WORK TO DO: Look over the lines below. Report each one that includes the string "Precision".

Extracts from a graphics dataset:

Begin

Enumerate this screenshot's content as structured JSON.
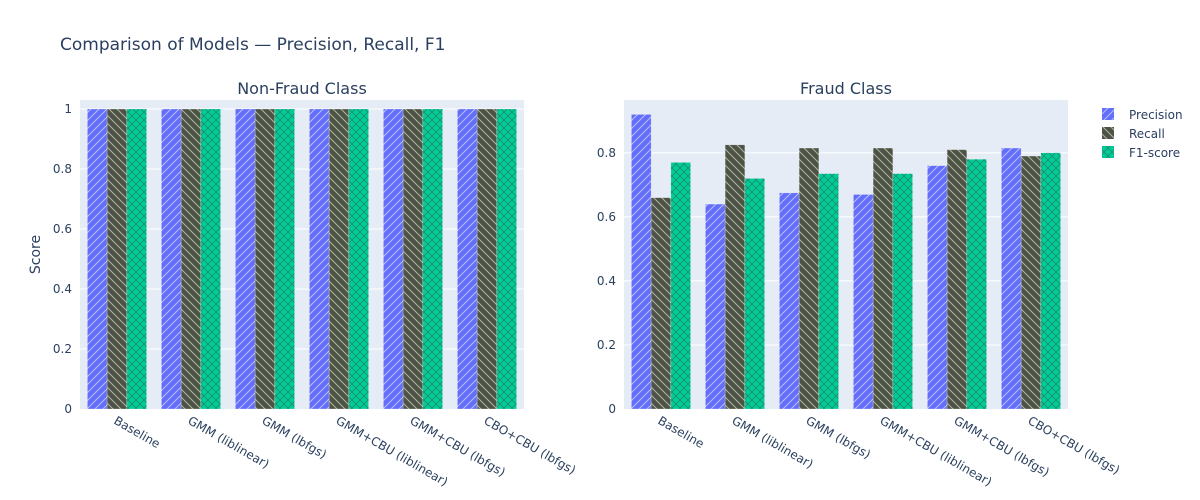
{
  "title": "Comparison of Models — Precision, Recall, F1",
  "colors": {
    "Precision": "#636efa",
    "Recall": "#4d5443",
    "F1-score": "#00cc96",
    "plot_bg": "#e5ecf6",
    "text": "#2a3f5f",
    "grid": "#ffffff"
  },
  "legend": [
    "Precision",
    "Recall",
    "F1-score"
  ],
  "chart_data": [
    {
      "type": "bar",
      "title": "Non-Fraud Class",
      "ylabel": "Score",
      "ylim": [
        0,
        1.03
      ],
      "yticks": [
        0,
        0.2,
        0.4,
        0.6,
        0.8,
        1
      ],
      "ytick_labels": [
        "0",
        "0.2",
        "0.4",
        "0.6",
        "0.8",
        "1"
      ],
      "categories": [
        "Baseline",
        "GMM (liblinear)",
        "GMM (lbfgs)",
        "GMM+CBU (liblinear)",
        "GMM+CBU (lbfgs)",
        "CBO+CBU (lbfgs)"
      ],
      "series": [
        {
          "name": "Precision",
          "values": [
            1.0,
            1.0,
            1.0,
            1.0,
            1.0,
            1.0
          ]
        },
        {
          "name": "Recall",
          "values": [
            1.0,
            1.0,
            1.0,
            1.0,
            1.0,
            1.0
          ]
        },
        {
          "name": "F1-score",
          "values": [
            1.0,
            1.0,
            1.0,
            1.0,
            1.0,
            1.0
          ]
        }
      ]
    },
    {
      "type": "bar",
      "title": "Fraud Class",
      "ylabel": "",
      "ylim": [
        0,
        0.965
      ],
      "yticks": [
        0,
        0.2,
        0.4,
        0.6,
        0.8
      ],
      "ytick_labels": [
        "0",
        "0.2",
        "0.4",
        "0.6",
        "0.8"
      ],
      "categories": [
        "Baseline",
        "GMM (liblinear)",
        "GMM (lbfgs)",
        "GMM+CBU (liblinear)",
        "GMM+CBU (lbfgs)",
        "CBO+CBU (lbfgs)"
      ],
      "series": [
        {
          "name": "Precision",
          "values": [
            0.92,
            0.64,
            0.675,
            0.67,
            0.76,
            0.815
          ]
        },
        {
          "name": "Recall",
          "values": [
            0.66,
            0.825,
            0.815,
            0.815,
            0.81,
            0.79
          ]
        },
        {
          "name": "F1-score",
          "values": [
            0.77,
            0.72,
            0.735,
            0.735,
            0.78,
            0.8
          ]
        }
      ]
    }
  ]
}
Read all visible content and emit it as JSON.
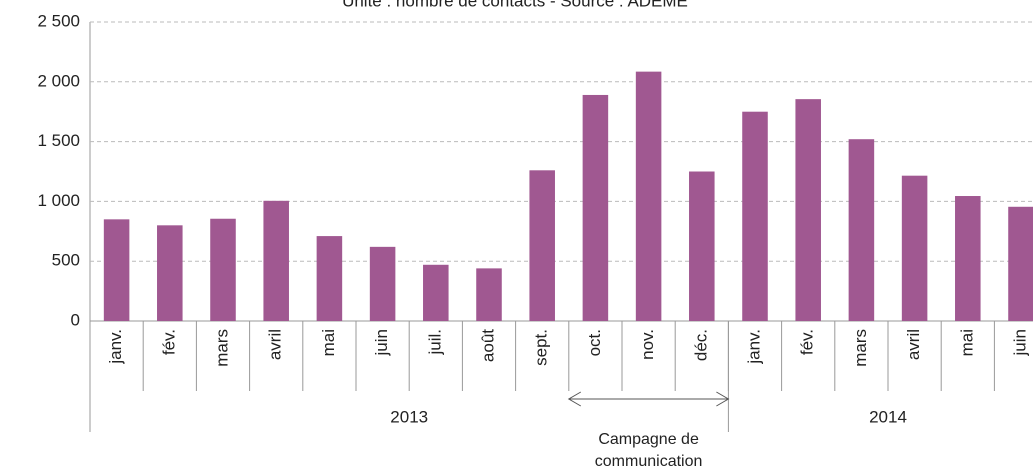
{
  "chart_data": {
    "type": "bar",
    "subtitle": "Unité : nombre de contacts - Source : ADEME",
    "color": "#a05891",
    "groups": [
      {
        "name": "2013",
        "categories": [
          "janv.",
          "fév.",
          "mars",
          "avril",
          "mai",
          "juin",
          "juil.",
          "août",
          "sept.",
          "oct.",
          "nov.",
          "déc."
        ],
        "values": [
          850,
          800,
          855,
          1005,
          710,
          620,
          470,
          440,
          1260,
          1890,
          2085,
          1250
        ]
      },
      {
        "name": "2014",
        "categories": [
          "janv.",
          "fév.",
          "mars",
          "avril",
          "mai",
          "juin"
        ],
        "values": [
          1750,
          1855,
          1520,
          1215,
          1045,
          955
        ]
      }
    ],
    "annotation": [
      "Campagne de",
      "communication"
    ],
    "ylim": [
      0,
      2500
    ],
    "yticks": [
      0,
      500,
      {
        "value": 1000,
        "label": "1 000"
      },
      {
        "value": 1500,
        "label": "1 500"
      },
      {
        "value": 2000,
        "label": "2 000"
      },
      {
        "value": 2500,
        "label": "2 500"
      }
    ],
    "grid": true
  }
}
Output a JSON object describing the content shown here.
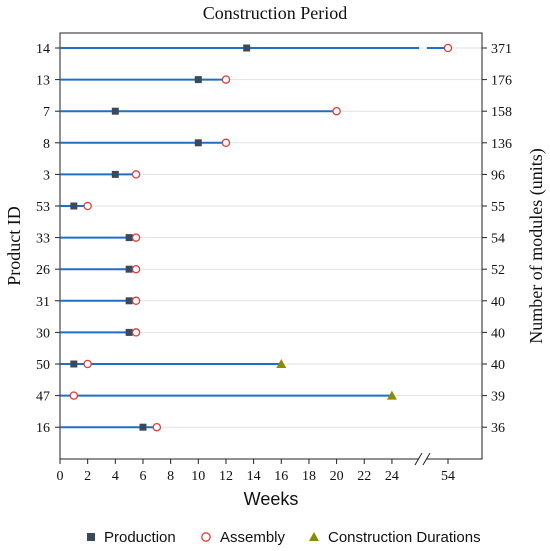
{
  "chart_data": {
    "type": "dumbbell",
    "title": "Construction Period",
    "xlabel": "Weeks",
    "ylabel_left": "Product ID",
    "ylabel_right": "Number of modules (units)",
    "x_ticks": [
      "0",
      "2",
      "4",
      "6",
      "8",
      "10",
      "12",
      "14",
      "16",
      "18",
      "20",
      "22",
      "24",
      "54"
    ],
    "x_axis_break": "between 24 and 54",
    "xlim": [
      0,
      54
    ],
    "grid": "horizontal",
    "legend_position": "bottom",
    "colors": {
      "line": "#1f6fc5",
      "production": "#3b4a5a",
      "assembly": "#e23c3c",
      "construction": "#8c8c00"
    },
    "legend": [
      {
        "key": "production",
        "label": "Production"
      },
      {
        "key": "assembly",
        "label": "Assembly"
      },
      {
        "key": "construction",
        "label": "Construction Durations"
      }
    ],
    "rows": [
      {
        "product_id": "14",
        "modules": "371",
        "line_end": 54,
        "production": 13.5,
        "assembly": 54,
        "construction": null
      },
      {
        "product_id": "13",
        "modules": "176",
        "line_end": 12,
        "production": 10,
        "assembly": 12,
        "construction": null
      },
      {
        "product_id": "7",
        "modules": "158",
        "line_end": 20,
        "production": 4,
        "assembly": 20,
        "construction": null
      },
      {
        "product_id": "8",
        "modules": "136",
        "line_end": 12,
        "production": 10,
        "assembly": 12,
        "construction": null
      },
      {
        "product_id": "3",
        "modules": "96",
        "line_end": 5.5,
        "production": 4,
        "assembly": 5.5,
        "construction": null
      },
      {
        "product_id": "53",
        "modules": "55",
        "line_end": 2,
        "production": 1,
        "assembly": 2,
        "construction": null
      },
      {
        "product_id": "33",
        "modules": "54",
        "line_end": 5.5,
        "production": 5,
        "assembly": 5.5,
        "construction": null
      },
      {
        "product_id": "26",
        "modules": "52",
        "line_end": 5.5,
        "production": 5,
        "assembly": 5.5,
        "construction": null
      },
      {
        "product_id": "31",
        "modules": "40",
        "line_end": 5.5,
        "production": 5,
        "assembly": 5.5,
        "construction": null
      },
      {
        "product_id": "30",
        "modules": "40",
        "line_end": 5.5,
        "production": 5,
        "assembly": 5.5,
        "construction": null
      },
      {
        "product_id": "50",
        "modules": "40",
        "line_end": 16,
        "production": 1,
        "assembly": 2,
        "construction": 16
      },
      {
        "product_id": "47",
        "modules": "39",
        "line_end": 24,
        "production": null,
        "assembly": 1,
        "construction": 24
      },
      {
        "product_id": "16",
        "modules": "36",
        "line_end": 7,
        "production": 6,
        "assembly": 7,
        "construction": null
      }
    ]
  }
}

End

RESULT FOR THIS EXERCISE:
  "title": "Comparison of Models — Precision, Recall, F1",
    "Precision": "#636efa",
    "Precision",
          "name": "Precision",
          "name": "Precision",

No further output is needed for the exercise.